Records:
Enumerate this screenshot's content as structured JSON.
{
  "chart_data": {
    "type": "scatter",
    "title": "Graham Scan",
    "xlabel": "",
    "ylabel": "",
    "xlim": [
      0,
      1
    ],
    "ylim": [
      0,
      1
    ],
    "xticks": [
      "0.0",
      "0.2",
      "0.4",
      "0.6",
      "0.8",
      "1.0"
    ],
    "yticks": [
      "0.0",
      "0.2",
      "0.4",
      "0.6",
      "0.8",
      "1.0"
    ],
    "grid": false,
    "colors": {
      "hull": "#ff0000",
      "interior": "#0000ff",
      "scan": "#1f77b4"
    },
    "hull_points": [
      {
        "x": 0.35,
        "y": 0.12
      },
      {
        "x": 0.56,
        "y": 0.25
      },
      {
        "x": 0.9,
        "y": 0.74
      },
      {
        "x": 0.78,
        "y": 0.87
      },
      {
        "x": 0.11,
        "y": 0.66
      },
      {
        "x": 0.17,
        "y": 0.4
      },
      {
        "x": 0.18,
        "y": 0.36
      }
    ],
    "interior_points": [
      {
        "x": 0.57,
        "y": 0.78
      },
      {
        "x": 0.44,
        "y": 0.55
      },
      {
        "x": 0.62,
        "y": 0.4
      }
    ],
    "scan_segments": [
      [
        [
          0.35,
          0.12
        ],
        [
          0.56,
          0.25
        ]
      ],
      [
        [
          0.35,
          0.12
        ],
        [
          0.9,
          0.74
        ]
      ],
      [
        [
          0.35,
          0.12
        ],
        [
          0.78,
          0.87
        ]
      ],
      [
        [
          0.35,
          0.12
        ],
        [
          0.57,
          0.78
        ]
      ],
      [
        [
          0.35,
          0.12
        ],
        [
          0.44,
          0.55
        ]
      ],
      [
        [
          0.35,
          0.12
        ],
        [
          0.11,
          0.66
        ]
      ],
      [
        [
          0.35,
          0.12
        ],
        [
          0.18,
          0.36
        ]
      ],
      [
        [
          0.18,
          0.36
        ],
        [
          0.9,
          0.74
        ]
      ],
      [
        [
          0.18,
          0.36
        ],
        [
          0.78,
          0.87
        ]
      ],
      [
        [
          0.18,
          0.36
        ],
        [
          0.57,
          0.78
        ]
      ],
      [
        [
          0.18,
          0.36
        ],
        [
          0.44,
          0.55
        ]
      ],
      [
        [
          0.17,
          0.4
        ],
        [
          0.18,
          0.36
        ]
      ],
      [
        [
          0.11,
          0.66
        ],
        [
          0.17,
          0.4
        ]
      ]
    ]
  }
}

:: Work to complete ::
Take the listing above and write it out again exactly.

:: Response to this task ::
Enumerate this screenshot's content as structured JSON.
{
  "chart_data": {
    "type": "scatter",
    "title": "Graham Scan",
    "xlabel": "",
    "ylabel": "",
    "xlim": [
      0,
      1
    ],
    "ylim": [
      0,
      1
    ],
    "xticks": [
      "0.0",
      "0.2",
      "0.4",
      "0.6",
      "0.8",
      "1.0"
    ],
    "yticks": [
      "0.0",
      "0.2",
      "0.4",
      "0.6",
      "0.8",
      "1.0"
    ],
    "grid": false,
    "colors": {
      "hull": "#ff0000",
      "interior": "#0000ff",
      "scan": "#1f77b4"
    },
    "hull_points": [
      {
        "x": 0.35,
        "y": 0.12
      },
      {
        "x": 0.56,
        "y": 0.25
      },
      {
        "x": 0.9,
        "y": 0.74
      },
      {
        "x": 0.78,
        "y": 0.87
      },
      {
        "x": 0.11,
        "y": 0.66
      },
      {
        "x": 0.17,
        "y": 0.4
      },
      {
        "x": 0.18,
        "y": 0.36
      }
    ],
    "interior_points": [
      {
        "x": 0.57,
        "y": 0.78
      },
      {
        "x": 0.44,
        "y": 0.55
      },
      {
        "x": 0.62,
        "y": 0.4
      }
    ],
    "scan_segments": [
      [
        [
          0.35,
          0.12
        ],
        [
          0.56,
          0.25
        ]
      ],
      [
        [
          0.35,
          0.12
        ],
        [
          0.9,
          0.74
        ]
      ],
      [
        [
          0.35,
          0.12
        ],
        [
          0.78,
          0.87
        ]
      ],
      [
        [
          0.35,
          0.12
        ],
        [
          0.57,
          0.78
        ]
      ],
      [
        [
          0.35,
          0.12
        ],
        [
          0.44,
          0.55
        ]
      ],
      [
        [
          0.35,
          0.12
        ],
        [
          0.11,
          0.66
        ]
      ],
      [
        [
          0.35,
          0.12
        ],
        [
          0.18,
          0.36
        ]
      ],
      [
        [
          0.18,
          0.36
        ],
        [
          0.9,
          0.74
        ]
      ],
      [
        [
          0.18,
          0.36
        ],
        [
          0.78,
          0.87
        ]
      ],
      [
        [
          0.18,
          0.36
        ],
        [
          0.57,
          0.78
        ]
      ],
      [
        [
          0.18,
          0.36
        ],
        [
          0.44,
          0.55
        ]
      ],
      [
        [
          0.17,
          0.4
        ],
        [
          0.18,
          0.36
        ]
      ],
      [
        [
          0.11,
          0.66
        ],
        [
          0.17,
          0.4
        ]
      ]
    ]
  }
}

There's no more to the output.